→ **Task**
Of the lines listed below, how many contain the string "color"? Answer with the number alone.

→ **Record set**
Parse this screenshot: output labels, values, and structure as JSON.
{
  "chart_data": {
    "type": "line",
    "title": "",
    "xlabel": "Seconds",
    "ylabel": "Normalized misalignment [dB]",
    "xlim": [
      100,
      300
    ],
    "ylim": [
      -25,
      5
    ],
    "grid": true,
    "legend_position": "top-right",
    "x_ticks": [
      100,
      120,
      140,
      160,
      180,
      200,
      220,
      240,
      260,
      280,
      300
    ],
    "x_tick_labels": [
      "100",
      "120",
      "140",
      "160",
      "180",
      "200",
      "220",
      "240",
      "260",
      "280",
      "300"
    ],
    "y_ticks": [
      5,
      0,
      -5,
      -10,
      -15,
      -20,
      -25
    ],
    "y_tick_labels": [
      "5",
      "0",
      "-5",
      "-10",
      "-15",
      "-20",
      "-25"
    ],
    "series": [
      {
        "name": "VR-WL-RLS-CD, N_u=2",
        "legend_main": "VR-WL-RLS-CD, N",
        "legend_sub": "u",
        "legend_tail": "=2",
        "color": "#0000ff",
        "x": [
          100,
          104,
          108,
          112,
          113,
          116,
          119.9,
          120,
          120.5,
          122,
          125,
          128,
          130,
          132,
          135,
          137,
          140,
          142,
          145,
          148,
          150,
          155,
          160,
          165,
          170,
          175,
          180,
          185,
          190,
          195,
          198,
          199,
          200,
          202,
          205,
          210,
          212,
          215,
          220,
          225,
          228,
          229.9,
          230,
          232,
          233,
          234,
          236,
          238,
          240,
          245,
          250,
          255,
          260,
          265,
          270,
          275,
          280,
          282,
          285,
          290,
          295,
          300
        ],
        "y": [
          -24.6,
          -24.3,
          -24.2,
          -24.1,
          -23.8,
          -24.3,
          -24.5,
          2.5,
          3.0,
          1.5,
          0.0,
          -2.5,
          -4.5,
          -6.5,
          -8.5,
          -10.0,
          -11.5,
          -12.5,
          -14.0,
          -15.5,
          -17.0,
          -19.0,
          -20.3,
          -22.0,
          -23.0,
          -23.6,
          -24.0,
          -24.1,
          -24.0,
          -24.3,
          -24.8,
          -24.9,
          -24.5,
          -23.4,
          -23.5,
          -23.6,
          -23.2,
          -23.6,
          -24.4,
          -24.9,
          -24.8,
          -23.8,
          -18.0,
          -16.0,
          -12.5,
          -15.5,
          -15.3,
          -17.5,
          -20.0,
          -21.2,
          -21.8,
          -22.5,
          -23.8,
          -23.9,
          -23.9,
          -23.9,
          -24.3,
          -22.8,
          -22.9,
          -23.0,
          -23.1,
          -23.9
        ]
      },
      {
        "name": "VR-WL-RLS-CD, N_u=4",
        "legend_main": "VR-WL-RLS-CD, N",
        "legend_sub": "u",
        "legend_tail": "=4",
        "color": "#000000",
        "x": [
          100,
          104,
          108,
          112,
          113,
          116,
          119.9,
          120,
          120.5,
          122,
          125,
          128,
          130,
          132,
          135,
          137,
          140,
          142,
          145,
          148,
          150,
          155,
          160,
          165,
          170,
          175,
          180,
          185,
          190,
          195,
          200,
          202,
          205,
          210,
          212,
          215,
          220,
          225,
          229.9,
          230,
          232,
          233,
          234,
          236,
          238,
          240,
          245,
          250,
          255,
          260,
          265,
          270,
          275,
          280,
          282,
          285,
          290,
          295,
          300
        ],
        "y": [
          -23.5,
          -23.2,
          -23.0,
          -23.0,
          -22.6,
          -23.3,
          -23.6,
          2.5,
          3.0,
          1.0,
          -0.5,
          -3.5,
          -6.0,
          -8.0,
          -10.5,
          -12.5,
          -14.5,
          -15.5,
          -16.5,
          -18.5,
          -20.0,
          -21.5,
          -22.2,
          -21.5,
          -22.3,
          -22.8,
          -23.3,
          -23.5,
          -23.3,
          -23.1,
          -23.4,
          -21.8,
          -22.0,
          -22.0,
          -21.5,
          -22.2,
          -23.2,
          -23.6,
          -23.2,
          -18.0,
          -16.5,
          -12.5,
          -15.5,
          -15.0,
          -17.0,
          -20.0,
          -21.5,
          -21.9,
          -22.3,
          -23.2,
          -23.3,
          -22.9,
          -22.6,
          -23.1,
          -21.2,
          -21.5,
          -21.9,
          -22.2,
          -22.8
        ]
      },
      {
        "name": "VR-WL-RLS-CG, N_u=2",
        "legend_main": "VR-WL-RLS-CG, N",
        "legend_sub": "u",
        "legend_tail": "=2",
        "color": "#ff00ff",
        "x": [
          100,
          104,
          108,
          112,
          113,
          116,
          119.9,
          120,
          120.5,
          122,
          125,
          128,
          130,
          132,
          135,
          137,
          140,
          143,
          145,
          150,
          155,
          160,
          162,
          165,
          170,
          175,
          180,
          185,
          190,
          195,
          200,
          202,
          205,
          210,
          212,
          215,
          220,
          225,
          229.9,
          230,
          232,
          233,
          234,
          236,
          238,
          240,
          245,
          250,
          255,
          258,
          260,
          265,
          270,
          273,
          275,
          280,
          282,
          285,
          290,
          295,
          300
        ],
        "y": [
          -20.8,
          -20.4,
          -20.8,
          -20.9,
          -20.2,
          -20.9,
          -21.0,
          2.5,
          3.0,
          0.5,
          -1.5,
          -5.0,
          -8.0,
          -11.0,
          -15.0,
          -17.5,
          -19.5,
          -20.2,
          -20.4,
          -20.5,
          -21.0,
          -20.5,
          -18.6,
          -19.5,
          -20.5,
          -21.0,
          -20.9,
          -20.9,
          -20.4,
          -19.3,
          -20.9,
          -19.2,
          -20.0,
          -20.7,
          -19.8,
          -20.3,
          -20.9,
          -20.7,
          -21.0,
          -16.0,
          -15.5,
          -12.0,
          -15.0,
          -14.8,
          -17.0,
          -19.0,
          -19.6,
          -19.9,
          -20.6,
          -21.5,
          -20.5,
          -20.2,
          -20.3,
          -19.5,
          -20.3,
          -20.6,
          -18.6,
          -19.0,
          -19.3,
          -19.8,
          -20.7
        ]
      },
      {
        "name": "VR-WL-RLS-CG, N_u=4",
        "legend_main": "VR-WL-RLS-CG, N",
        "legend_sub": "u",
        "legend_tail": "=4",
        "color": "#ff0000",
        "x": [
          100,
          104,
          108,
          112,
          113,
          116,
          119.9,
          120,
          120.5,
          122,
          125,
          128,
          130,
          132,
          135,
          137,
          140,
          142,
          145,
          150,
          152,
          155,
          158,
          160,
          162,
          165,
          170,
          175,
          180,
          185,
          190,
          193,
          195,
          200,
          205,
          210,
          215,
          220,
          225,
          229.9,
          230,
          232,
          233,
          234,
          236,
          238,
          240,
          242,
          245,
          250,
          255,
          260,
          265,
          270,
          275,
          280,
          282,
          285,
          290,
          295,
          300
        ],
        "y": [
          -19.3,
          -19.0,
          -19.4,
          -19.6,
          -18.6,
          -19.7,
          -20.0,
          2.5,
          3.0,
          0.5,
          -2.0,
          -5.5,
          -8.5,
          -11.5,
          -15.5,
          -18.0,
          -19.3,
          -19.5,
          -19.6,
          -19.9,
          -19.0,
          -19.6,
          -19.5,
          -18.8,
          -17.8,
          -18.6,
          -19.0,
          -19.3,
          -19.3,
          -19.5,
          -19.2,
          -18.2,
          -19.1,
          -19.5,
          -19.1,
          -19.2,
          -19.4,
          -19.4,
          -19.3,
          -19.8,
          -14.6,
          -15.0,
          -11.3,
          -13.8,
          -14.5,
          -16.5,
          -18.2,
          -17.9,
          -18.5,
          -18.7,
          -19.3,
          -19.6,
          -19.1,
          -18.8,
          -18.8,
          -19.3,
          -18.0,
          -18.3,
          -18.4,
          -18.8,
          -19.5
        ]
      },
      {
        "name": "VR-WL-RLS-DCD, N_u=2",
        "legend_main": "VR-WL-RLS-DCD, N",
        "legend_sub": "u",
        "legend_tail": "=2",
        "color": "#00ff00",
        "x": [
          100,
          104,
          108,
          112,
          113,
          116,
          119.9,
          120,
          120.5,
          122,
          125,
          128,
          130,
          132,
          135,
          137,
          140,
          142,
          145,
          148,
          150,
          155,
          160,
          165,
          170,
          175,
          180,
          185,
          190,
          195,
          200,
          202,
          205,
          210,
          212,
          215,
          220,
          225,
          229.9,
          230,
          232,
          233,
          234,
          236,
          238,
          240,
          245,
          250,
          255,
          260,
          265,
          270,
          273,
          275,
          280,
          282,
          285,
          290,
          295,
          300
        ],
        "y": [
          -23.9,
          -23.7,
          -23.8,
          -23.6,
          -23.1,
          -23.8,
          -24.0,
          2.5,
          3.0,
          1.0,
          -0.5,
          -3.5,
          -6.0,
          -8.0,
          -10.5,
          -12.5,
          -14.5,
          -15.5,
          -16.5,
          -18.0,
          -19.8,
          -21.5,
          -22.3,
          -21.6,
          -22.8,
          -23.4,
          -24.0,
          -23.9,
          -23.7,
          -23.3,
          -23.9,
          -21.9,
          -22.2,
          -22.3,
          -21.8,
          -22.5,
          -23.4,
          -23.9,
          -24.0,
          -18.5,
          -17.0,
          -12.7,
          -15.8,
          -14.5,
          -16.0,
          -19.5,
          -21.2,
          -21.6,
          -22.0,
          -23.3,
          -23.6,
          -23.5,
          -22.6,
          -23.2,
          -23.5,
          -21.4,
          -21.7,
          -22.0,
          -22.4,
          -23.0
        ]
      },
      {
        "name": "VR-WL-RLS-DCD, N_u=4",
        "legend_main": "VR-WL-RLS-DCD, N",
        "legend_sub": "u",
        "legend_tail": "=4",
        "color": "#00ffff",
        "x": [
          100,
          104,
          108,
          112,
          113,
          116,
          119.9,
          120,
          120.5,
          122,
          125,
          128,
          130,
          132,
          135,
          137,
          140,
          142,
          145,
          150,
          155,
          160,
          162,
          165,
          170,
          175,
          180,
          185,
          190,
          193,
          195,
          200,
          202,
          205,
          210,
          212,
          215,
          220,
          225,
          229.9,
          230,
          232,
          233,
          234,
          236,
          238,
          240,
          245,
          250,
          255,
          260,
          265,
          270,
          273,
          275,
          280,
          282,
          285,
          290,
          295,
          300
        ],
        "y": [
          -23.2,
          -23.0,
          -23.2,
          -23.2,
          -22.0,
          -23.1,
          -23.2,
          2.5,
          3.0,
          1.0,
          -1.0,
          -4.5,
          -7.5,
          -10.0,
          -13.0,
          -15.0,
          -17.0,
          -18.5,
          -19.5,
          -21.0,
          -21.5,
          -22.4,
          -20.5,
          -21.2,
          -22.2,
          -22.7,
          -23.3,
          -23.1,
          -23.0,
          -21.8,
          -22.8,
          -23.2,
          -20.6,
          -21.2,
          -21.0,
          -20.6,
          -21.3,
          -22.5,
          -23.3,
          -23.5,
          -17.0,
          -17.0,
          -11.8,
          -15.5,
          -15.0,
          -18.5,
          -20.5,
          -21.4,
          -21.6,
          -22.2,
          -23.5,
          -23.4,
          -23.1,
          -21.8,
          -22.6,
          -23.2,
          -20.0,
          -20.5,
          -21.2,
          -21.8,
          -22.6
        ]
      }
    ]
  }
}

→ **Final answer**
6